Written exercise: Leave out the images and repeat the listing below without a single change.
** begin **
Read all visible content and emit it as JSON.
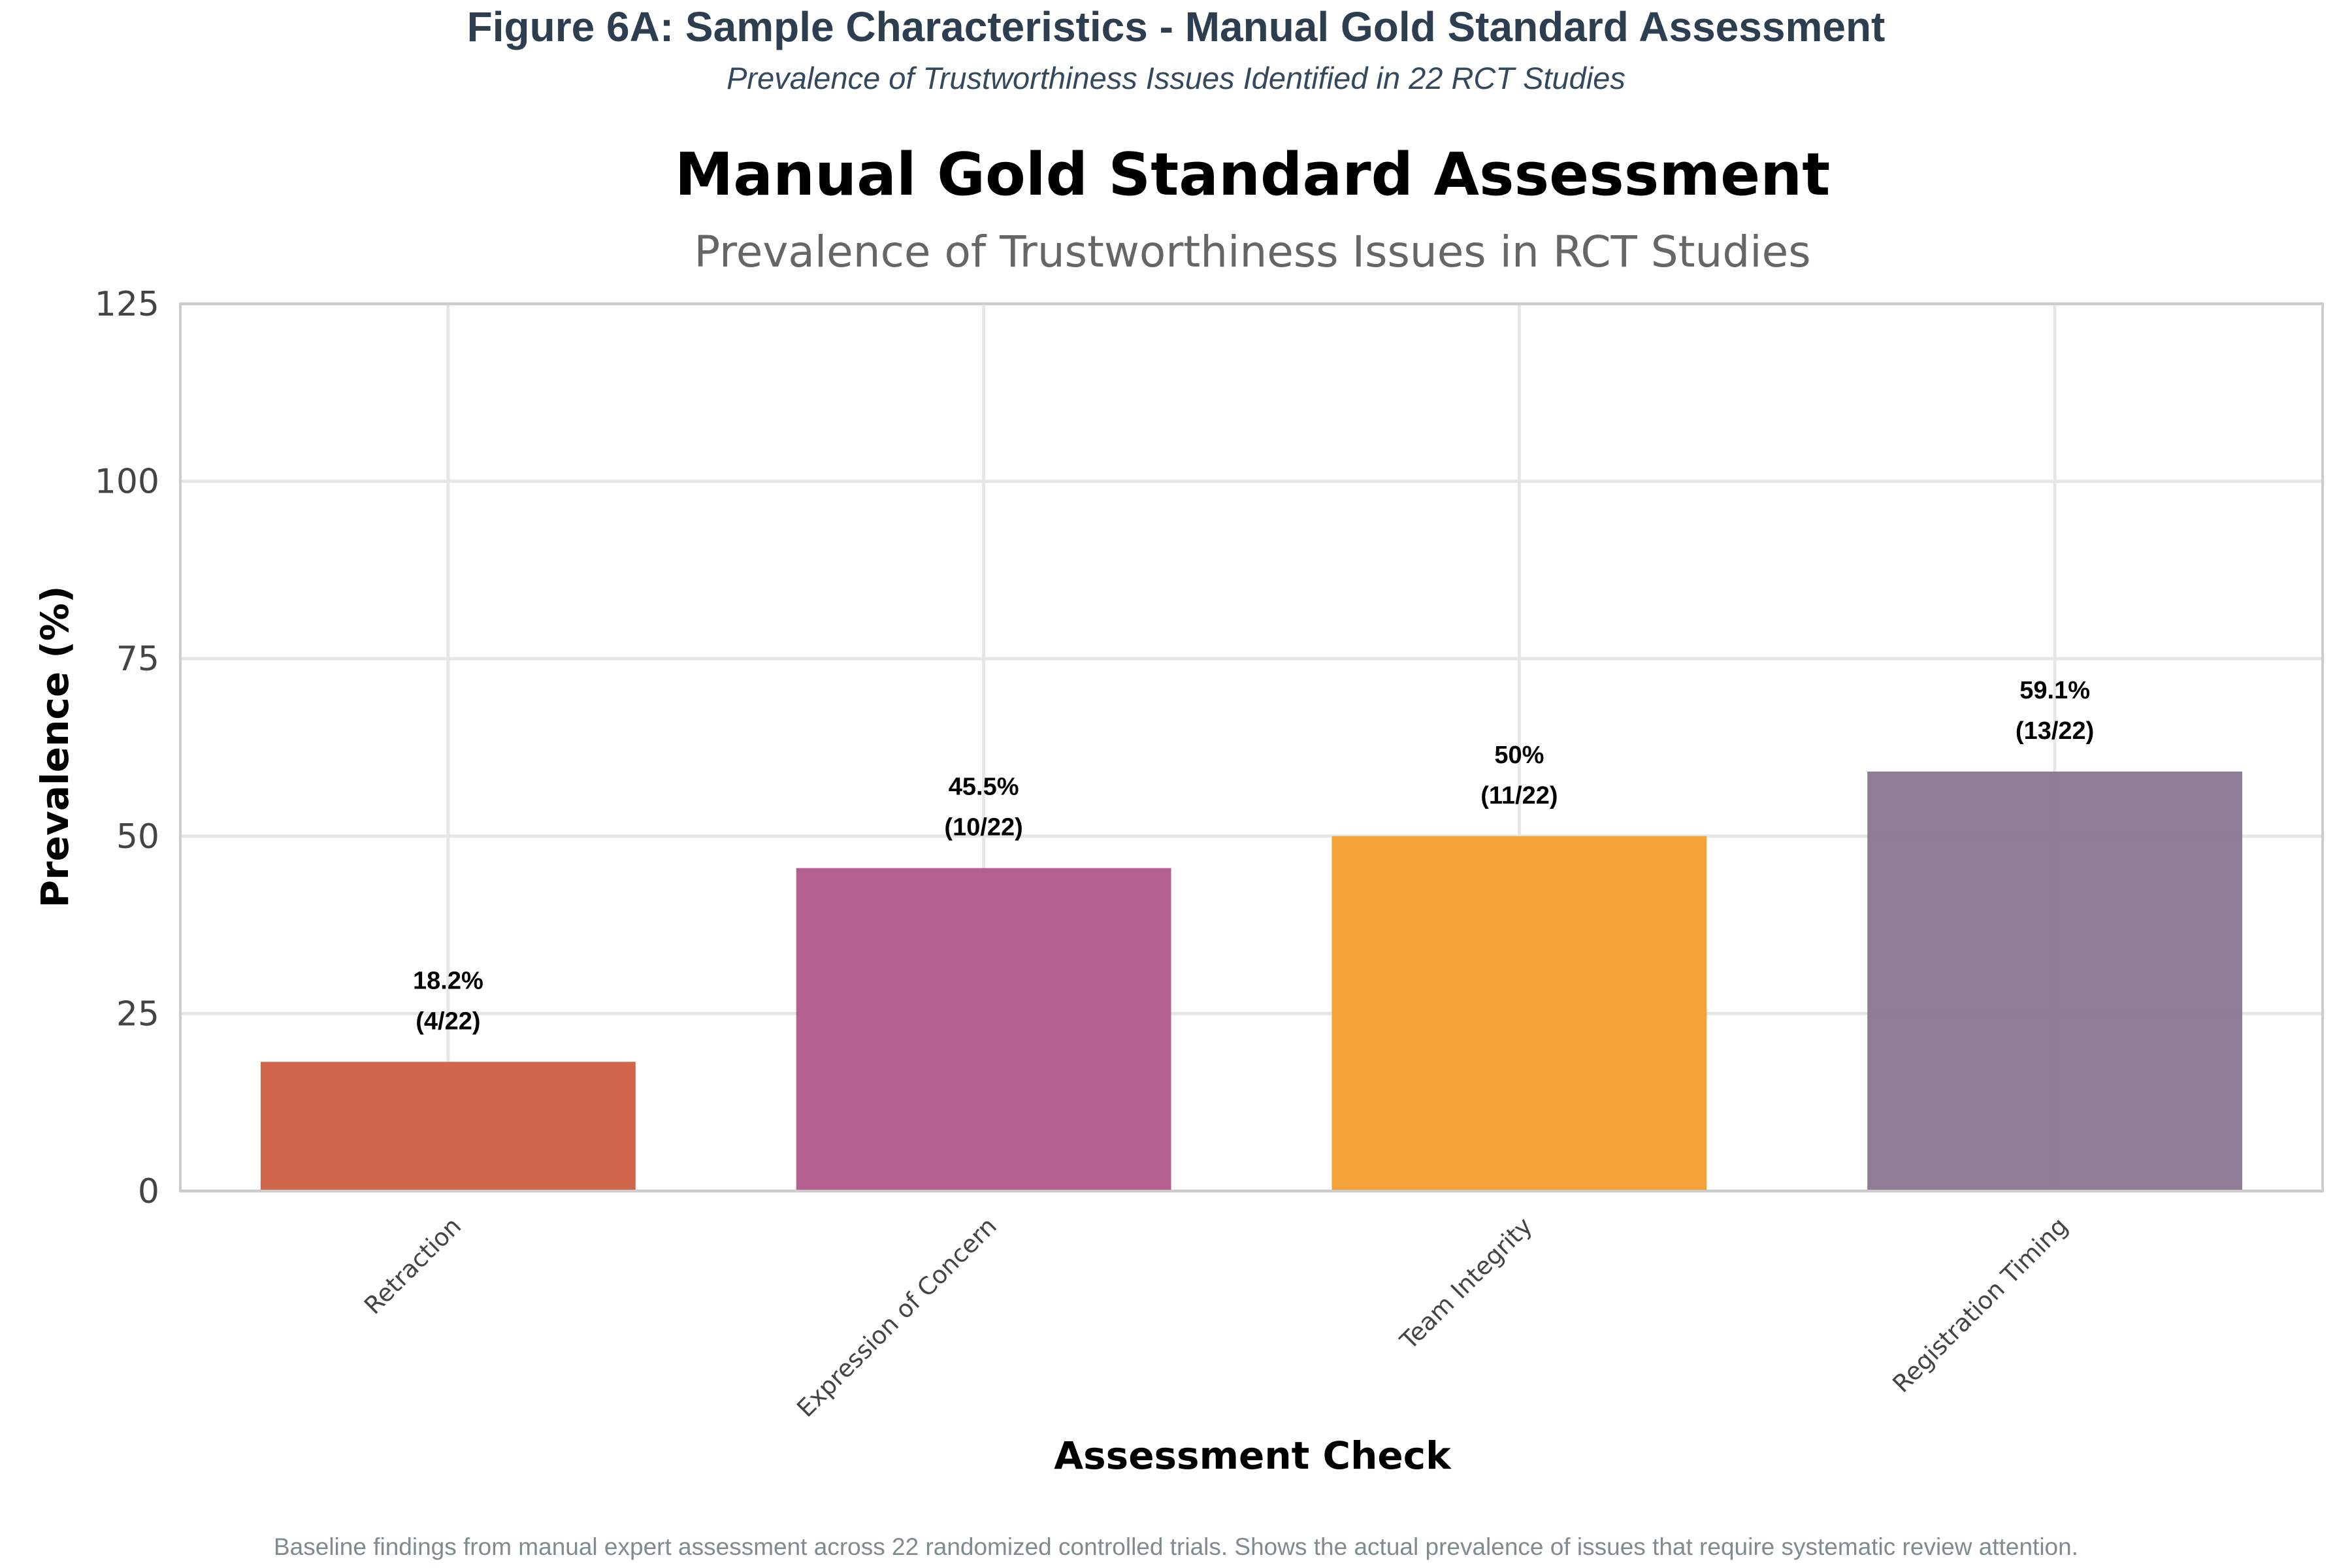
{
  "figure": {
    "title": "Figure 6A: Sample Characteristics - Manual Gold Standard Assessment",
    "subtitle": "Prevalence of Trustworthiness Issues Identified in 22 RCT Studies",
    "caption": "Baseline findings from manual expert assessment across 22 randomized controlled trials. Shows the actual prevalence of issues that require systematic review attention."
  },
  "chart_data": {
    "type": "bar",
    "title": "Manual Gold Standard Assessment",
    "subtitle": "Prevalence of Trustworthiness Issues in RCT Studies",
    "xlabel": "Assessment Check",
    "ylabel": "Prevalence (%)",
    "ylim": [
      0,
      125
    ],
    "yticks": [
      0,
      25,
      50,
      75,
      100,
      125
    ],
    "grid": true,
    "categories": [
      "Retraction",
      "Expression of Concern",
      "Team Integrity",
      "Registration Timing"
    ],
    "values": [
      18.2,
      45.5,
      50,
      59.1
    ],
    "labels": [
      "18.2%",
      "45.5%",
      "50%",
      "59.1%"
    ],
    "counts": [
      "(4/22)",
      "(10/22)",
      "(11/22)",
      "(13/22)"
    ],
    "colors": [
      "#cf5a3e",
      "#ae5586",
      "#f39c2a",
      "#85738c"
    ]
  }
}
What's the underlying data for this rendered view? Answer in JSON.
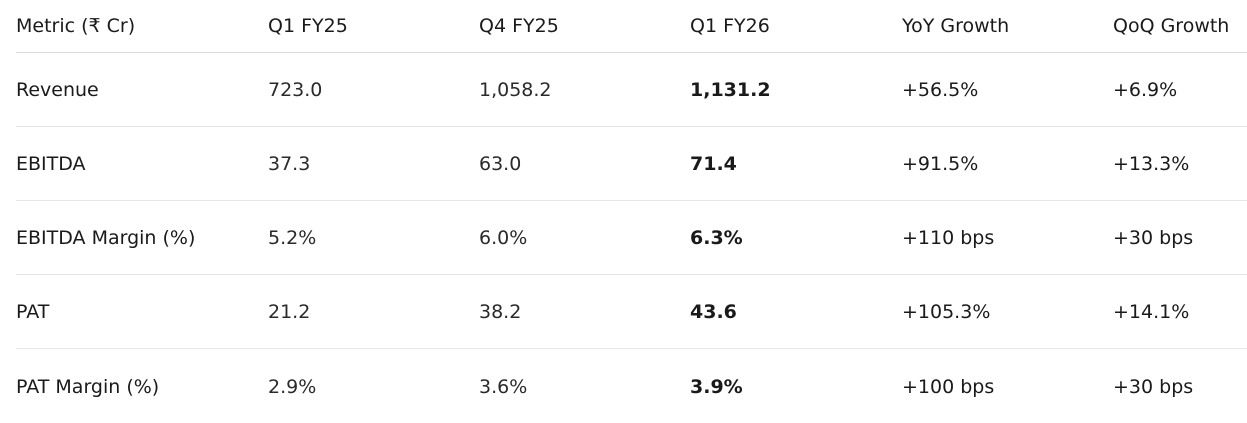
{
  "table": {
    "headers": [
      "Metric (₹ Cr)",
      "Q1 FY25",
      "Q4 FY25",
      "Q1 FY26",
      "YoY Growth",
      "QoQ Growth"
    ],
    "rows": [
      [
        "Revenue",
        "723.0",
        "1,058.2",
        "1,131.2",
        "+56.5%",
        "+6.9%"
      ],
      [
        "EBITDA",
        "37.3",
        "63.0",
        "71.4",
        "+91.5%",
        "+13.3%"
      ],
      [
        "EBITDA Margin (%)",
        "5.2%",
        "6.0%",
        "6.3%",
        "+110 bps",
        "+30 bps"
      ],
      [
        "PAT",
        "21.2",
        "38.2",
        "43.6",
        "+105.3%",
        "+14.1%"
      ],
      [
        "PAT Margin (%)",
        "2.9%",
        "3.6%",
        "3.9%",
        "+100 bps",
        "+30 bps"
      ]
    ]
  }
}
** end **
Solution:
Read all visible content and emit it as JSON.
{
  "figure": {
    "title": "Figure 6A: Sample Characteristics - Manual Gold Standard Assessment",
    "subtitle": "Prevalence of Trustworthiness Issues Identified in 22 RCT Studies",
    "caption": "Baseline findings from manual expert assessment across 22 randomized controlled trials. Shows the actual prevalence of issues that require systematic review attention."
  },
  "chart_data": {
    "type": "bar",
    "title": "Manual Gold Standard Assessment",
    "subtitle": "Prevalence of Trustworthiness Issues in RCT Studies",
    "xlabel": "Assessment Check",
    "ylabel": "Prevalence (%)",
    "ylim": [
      0,
      125
    ],
    "yticks": [
      0,
      25,
      50,
      75,
      100,
      125
    ],
    "grid": true,
    "categories": [
      "Retraction",
      "Expression of Concern",
      "Team Integrity",
      "Registration Timing"
    ],
    "values": [
      18.2,
      45.5,
      50,
      59.1
    ],
    "labels": [
      "18.2%",
      "45.5%",
      "50%",
      "59.1%"
    ],
    "counts": [
      "(4/22)",
      "(10/22)",
      "(11/22)",
      "(13/22)"
    ],
    "colors": [
      "#cf5a3e",
      "#ae5586",
      "#f39c2a",
      "#85738c"
    ]
  }
}
What's the underlying data for this rendered view? Answer in JSON.
{
  "table": {
    "headers": [
      "Metric (₹ Cr)",
      "Q1 FY25",
      "Q4 FY25",
      "Q1 FY26",
      "YoY Growth",
      "QoQ Growth"
    ],
    "rows": [
      [
        "Revenue",
        "723.0",
        "1,058.2",
        "1,131.2",
        "+56.5%",
        "+6.9%"
      ],
      [
        "EBITDA",
        "37.3",
        "63.0",
        "71.4",
        "+91.5%",
        "+13.3%"
      ],
      [
        "EBITDA Margin (%)",
        "5.2%",
        "6.0%",
        "6.3%",
        "+110 bps",
        "+30 bps"
      ],
      [
        "PAT",
        "21.2",
        "38.2",
        "43.6",
        "+105.3%",
        "+14.1%"
      ],
      [
        "PAT Margin (%)",
        "2.9%",
        "3.6%",
        "3.9%",
        "+100 bps",
        "+30 bps"
      ]
    ]
  }
}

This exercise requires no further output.